>> start Task data

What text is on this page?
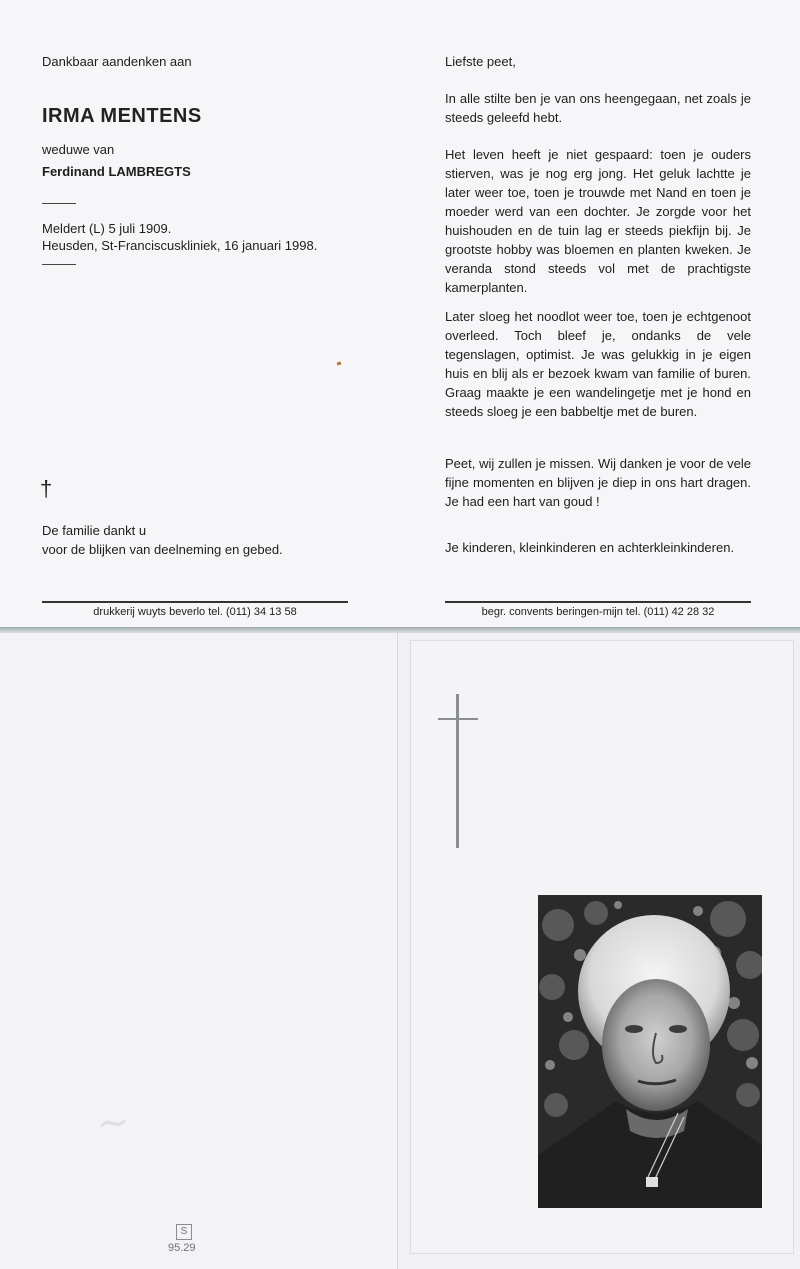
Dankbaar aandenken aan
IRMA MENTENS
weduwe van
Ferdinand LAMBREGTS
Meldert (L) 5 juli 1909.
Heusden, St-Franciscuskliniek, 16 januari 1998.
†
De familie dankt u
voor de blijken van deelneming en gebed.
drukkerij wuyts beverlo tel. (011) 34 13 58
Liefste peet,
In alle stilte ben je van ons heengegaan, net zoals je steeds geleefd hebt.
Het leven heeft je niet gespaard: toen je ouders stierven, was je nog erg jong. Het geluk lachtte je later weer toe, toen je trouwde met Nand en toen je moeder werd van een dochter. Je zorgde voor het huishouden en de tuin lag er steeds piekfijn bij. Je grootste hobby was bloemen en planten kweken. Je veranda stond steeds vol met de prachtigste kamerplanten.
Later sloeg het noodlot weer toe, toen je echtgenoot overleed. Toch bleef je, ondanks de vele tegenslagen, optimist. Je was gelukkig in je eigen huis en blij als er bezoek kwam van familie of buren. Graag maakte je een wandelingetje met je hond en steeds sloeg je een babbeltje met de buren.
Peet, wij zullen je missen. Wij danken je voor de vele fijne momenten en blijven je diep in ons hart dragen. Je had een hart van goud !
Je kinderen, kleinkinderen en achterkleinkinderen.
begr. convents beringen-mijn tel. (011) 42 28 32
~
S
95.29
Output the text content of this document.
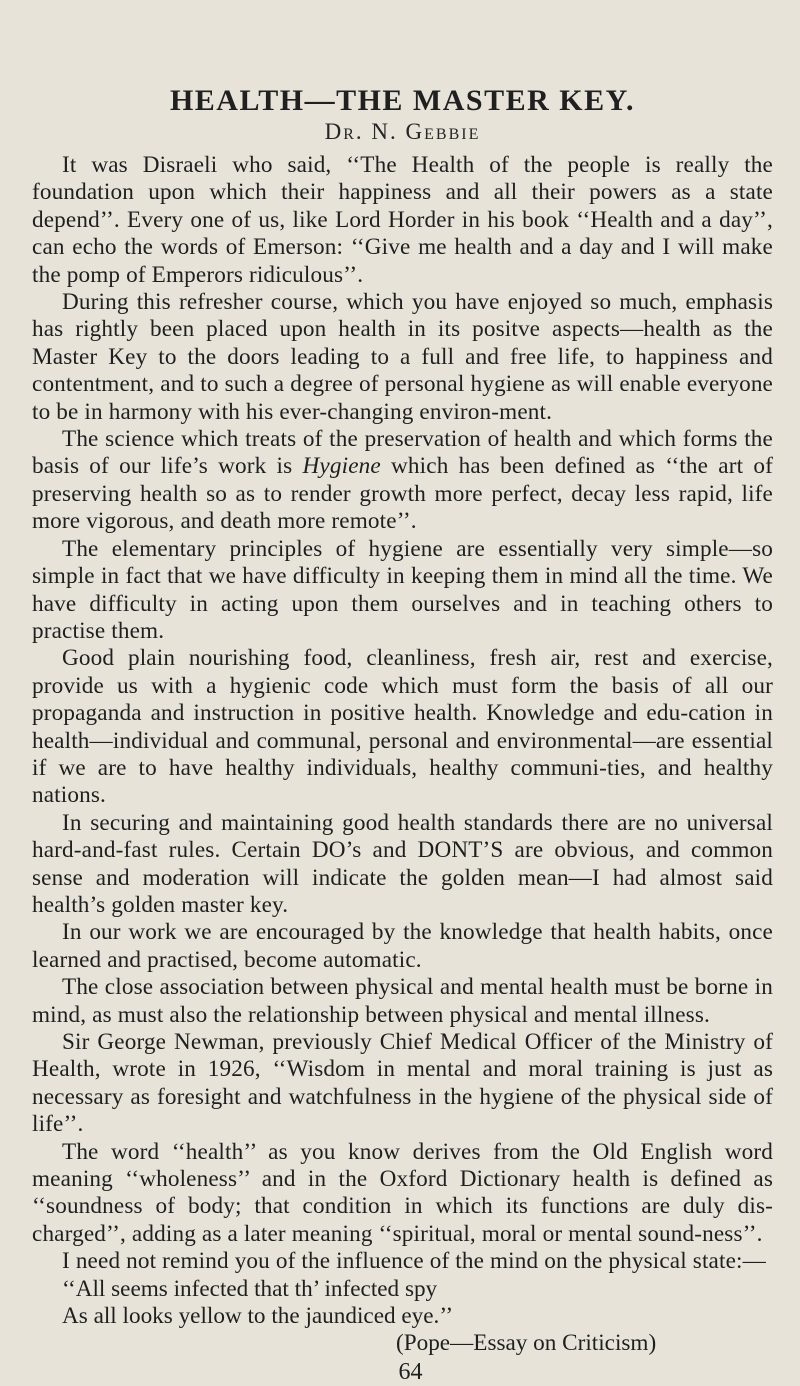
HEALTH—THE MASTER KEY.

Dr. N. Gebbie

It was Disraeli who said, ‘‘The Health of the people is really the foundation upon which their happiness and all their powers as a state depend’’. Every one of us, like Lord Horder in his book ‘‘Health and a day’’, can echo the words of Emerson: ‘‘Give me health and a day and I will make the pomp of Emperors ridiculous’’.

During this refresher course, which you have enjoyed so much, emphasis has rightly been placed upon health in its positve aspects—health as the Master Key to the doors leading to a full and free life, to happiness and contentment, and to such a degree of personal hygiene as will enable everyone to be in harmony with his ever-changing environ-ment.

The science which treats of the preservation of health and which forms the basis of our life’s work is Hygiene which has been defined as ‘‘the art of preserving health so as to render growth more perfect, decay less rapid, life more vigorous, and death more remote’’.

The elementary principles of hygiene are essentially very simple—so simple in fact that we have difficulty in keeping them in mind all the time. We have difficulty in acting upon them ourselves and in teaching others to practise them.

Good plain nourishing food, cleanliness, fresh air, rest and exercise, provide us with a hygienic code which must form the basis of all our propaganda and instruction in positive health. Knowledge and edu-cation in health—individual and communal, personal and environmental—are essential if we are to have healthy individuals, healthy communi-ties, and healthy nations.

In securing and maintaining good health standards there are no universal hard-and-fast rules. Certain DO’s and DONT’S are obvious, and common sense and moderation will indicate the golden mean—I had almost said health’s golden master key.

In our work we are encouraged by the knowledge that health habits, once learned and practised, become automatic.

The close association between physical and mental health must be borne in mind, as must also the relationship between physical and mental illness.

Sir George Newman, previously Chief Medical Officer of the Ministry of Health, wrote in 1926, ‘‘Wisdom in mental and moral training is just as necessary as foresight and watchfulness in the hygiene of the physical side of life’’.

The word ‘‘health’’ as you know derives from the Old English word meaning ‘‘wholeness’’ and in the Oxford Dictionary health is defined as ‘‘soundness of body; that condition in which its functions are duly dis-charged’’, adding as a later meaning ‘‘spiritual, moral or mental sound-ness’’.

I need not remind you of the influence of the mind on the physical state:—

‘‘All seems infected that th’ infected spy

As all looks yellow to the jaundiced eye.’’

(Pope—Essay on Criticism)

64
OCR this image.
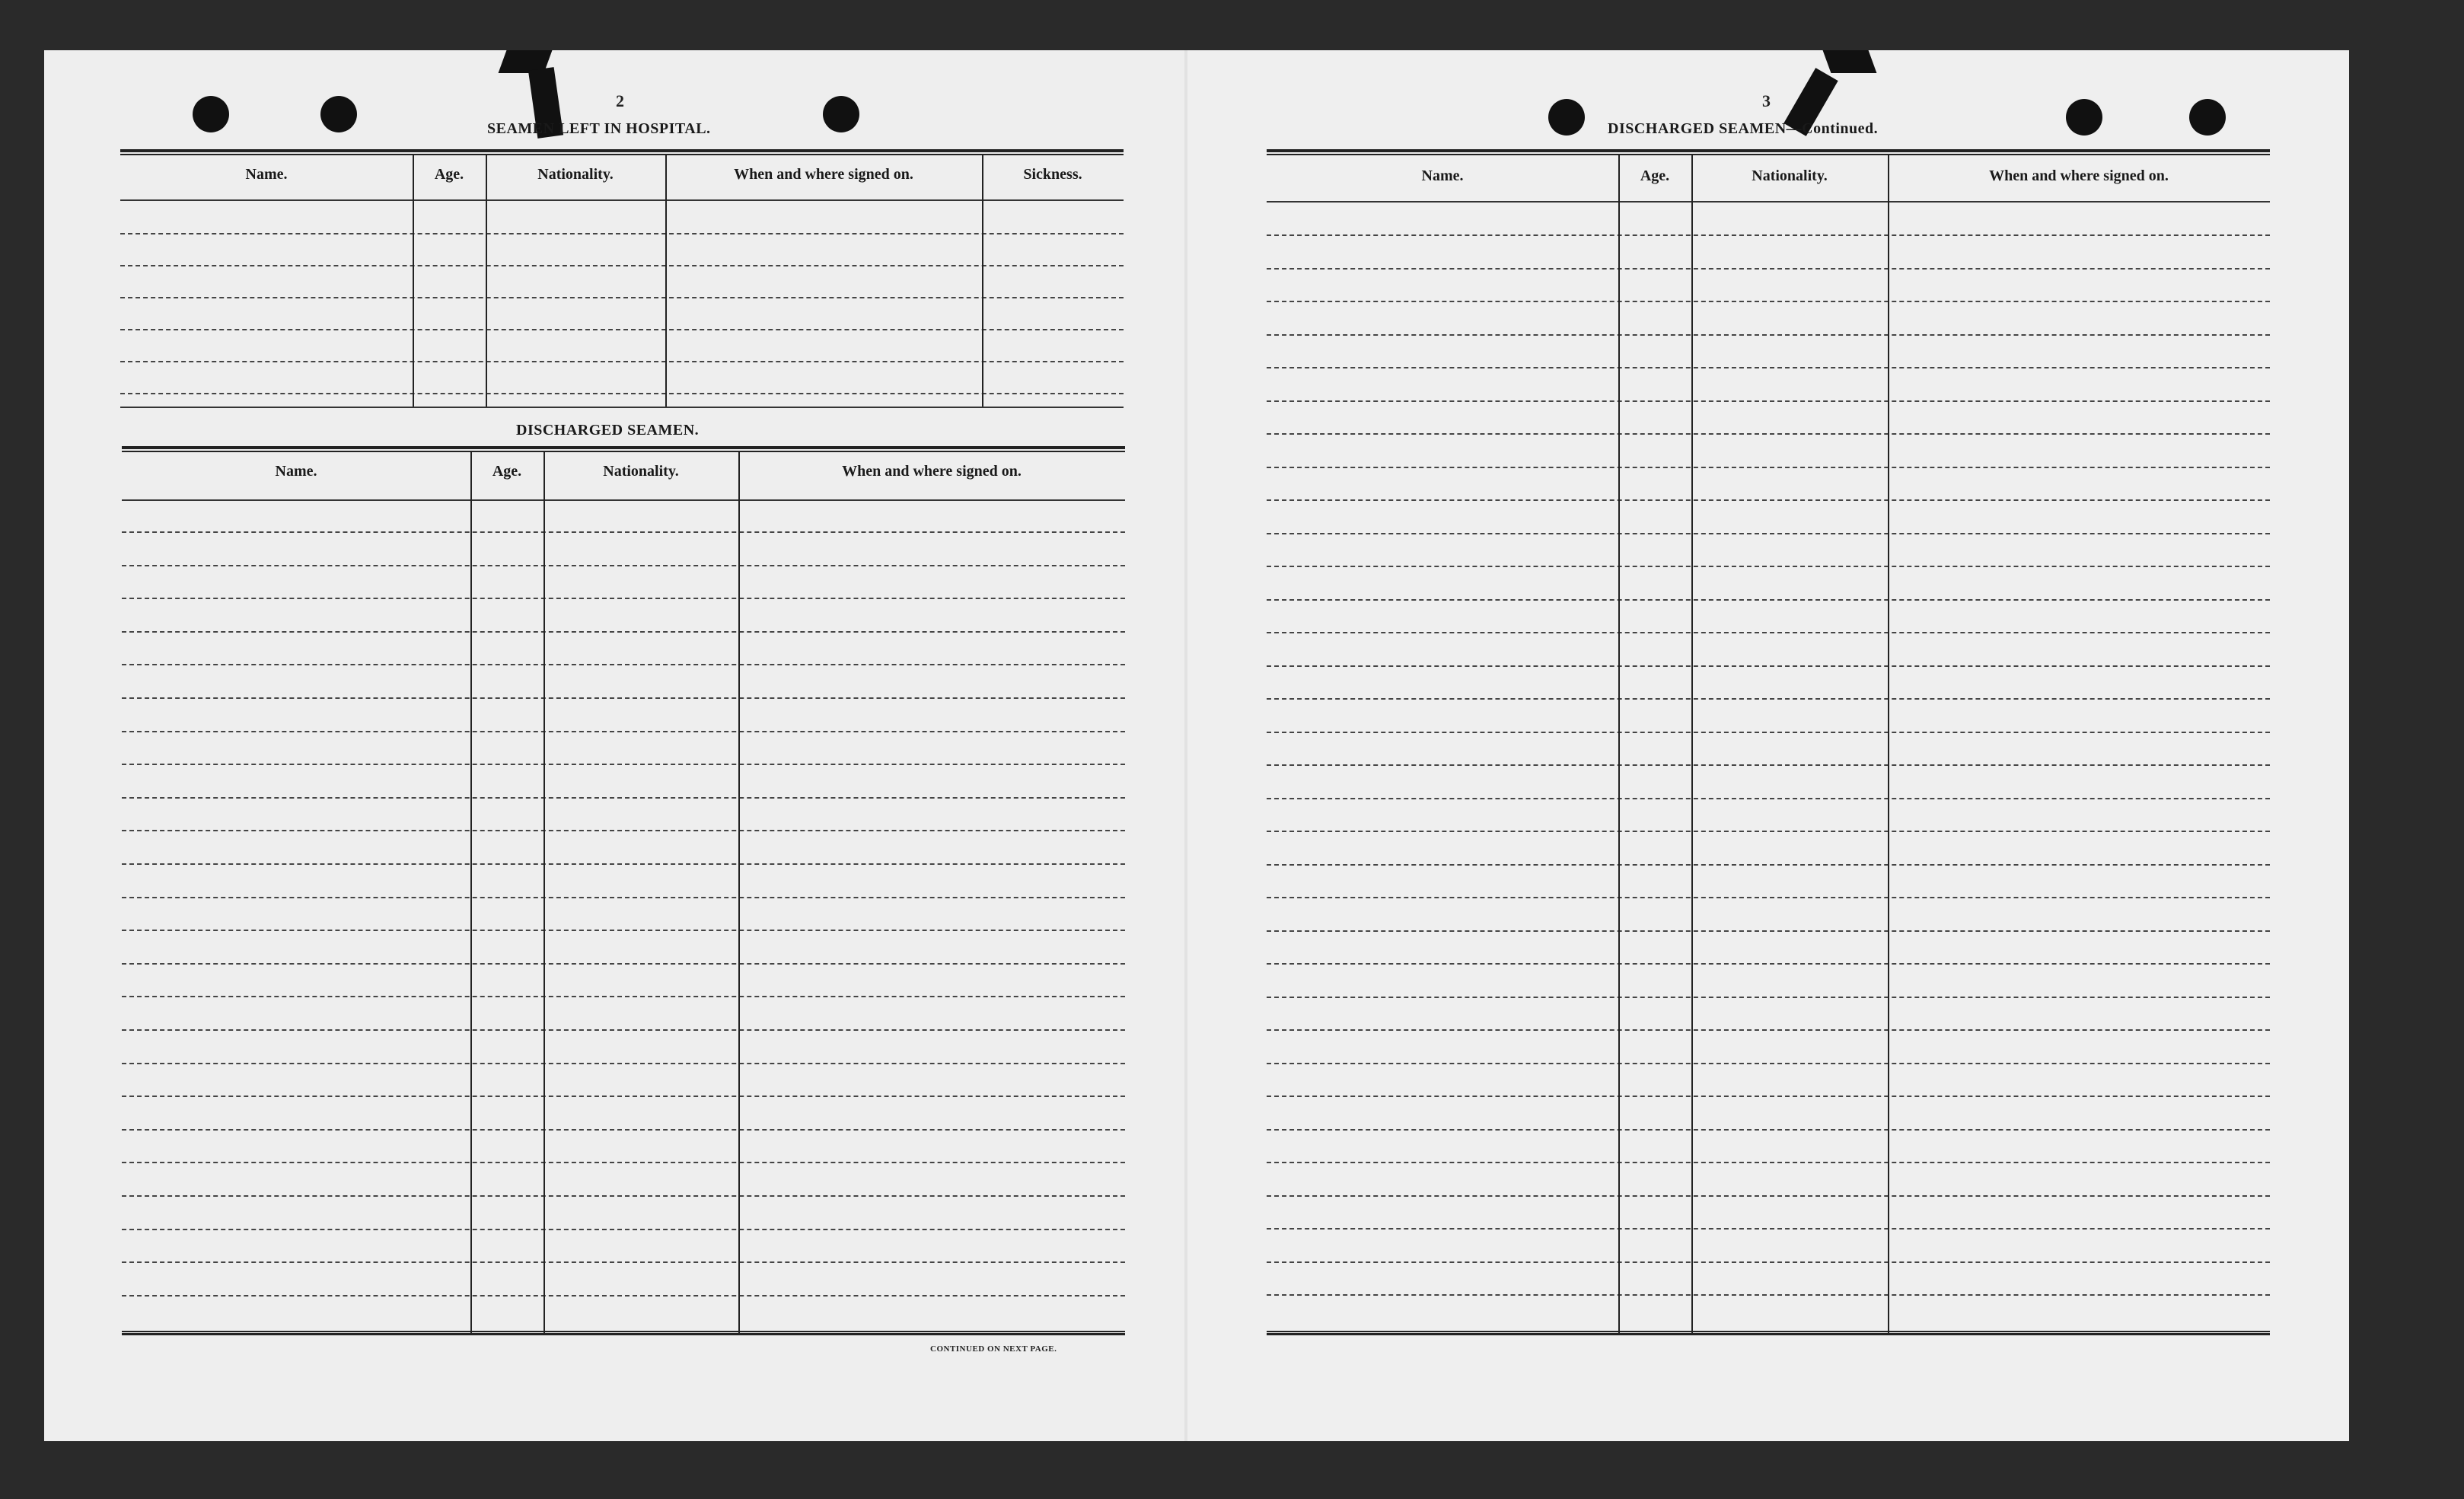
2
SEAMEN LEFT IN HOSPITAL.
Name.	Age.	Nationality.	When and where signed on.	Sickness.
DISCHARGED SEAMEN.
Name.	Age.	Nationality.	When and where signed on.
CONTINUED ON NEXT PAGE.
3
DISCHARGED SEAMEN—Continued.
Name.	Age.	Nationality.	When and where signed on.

>> end Task data

Retype each entry precisely. Skip images entirely.

Expected answer:
What text is on this page?
Dankbaar aandenken aan
IRMA MENTENS
weduwe van
Ferdinand LAMBREGTS
Meldert (L) 5 juli 1909.
Heusden, St-Franciscuskliniek, 16 januari 1998.
†
De familie dankt u
voor de blijken van deelneming en gebed.
drukkerij wuyts beverlo tel. (011) 34 13 58
Liefste peet,
In alle stilte ben je van ons heengegaan, net zoals je steeds geleefd hebt.
Het leven heeft je niet gespaard: toen je ouders stierven, was je nog erg jong. Het geluk lachtte je later weer toe, toen je trouwde met Nand en toen je moeder werd van een dochter. Je zorgde voor het huishouden en de tuin lag er steeds piekfijn bij. Je grootste hobby was bloemen en planten kweken. Je veranda stond steeds vol met de prachtigste kamerplanten.
Later sloeg het noodlot weer toe, toen je echtgenoot overleed. Toch bleef je, ondanks de vele tegenslagen, optimist. Je was gelukkig in je eigen huis en blij als er bezoek kwam van familie of buren. Graag maakte je een wandelingetje met je hond en steeds sloeg je een babbeltje met de buren.
Peet, wij zullen je missen. Wij danken je voor de vele fijne momenten en blijven je diep in ons hart dragen. Je had een hart van goud !
Je kinderen, kleinkinderen en achterkleinkinderen.
begr. convents beringen-mijn tel. (011) 42 28 32
~
S
95.29
Output the text content of this document.
HEALTH—THE MASTER KEY.

Dr. N. Gebbie

It was Disraeli who said, ‘‘The Health of the people is really the foundation upon which their happiness and all their powers as a state depend’’. Every one of us, like Lord Horder in his book ‘‘Health and a day’’, can echo the words of Emerson: ‘‘Give me health and a day and I will make the pomp of Emperors ridiculous’’.

During this refresher course, which you have enjoyed so much, emphasis has rightly been placed upon health in its positve aspects—health as the Master Key to the doors leading to a full and free life, to happiness and contentment, and to such a degree of personal hygiene as will enable everyone to be in harmony with his ever-changing environ-ment.

The science which treats of the preservation of health and which forms the basis of our life’s work is Hygiene which has been defined as ‘‘the art of preserving health so as to render growth more perfect, decay less rapid, life more vigorous, and death more remote’’.

The elementary principles of hygiene are essentially very simple—so simple in fact that we have difficulty in keeping them in mind all the time. We have difficulty in acting upon them ourselves and in teaching others to practise them.

Good plain nourishing food, cleanliness, fresh air, rest and exercise, provide us with a hygienic code which must form the basis of all our propaganda and instruction in positive health. Knowledge and edu-cation in health—individual and communal, personal and environmental—are essential if we are to have healthy individuals, healthy communi-ties, and healthy nations.

In securing and maintaining good health standards there are no universal hard-and-fast rules. Certain DO’s and DONT’S are obvious, and common sense and moderation will indicate the golden mean—I had almost said health’s golden master key.

In our work we are encouraged by the knowledge that health habits, once learned and practised, become automatic.

The close association between physical and mental health must be borne in mind, as must also the relationship between physical and mental illness.

Sir George Newman, previously Chief Medical Officer of the Ministry of Health, wrote in 1926, ‘‘Wisdom in mental and moral training is just as necessary as foresight and watchfulness in the hygiene of the physical side of life’’.

The word ‘‘health’’ as you know derives from the Old English word meaning ‘‘wholeness’’ and in the Oxford Dictionary health is defined as ‘‘soundness of body; that condition in which its functions are duly dis-charged’’, adding as a later meaning ‘‘spiritual, moral or mental sound-ness’’.

I need not remind you of the influence of the mind on the physical state:—

‘‘All seems infected that th’ infected spy

As all looks yellow to the jaundiced eye.’’

(Pope—Essay on Criticism)

64
OCR this image.
2
SEAMEN LEFT IN HOSPITAL.
Name.	Age.	Nationality.	When and where signed on.	Sickness.
DISCHARGED SEAMEN.
Name.	Age.	Nationality.	When and where signed on.
CONTINUED ON NEXT PAGE.
3
DISCHARGED SEAMEN—Continued.
Name.	Age.	Nationality.	When and where signed on.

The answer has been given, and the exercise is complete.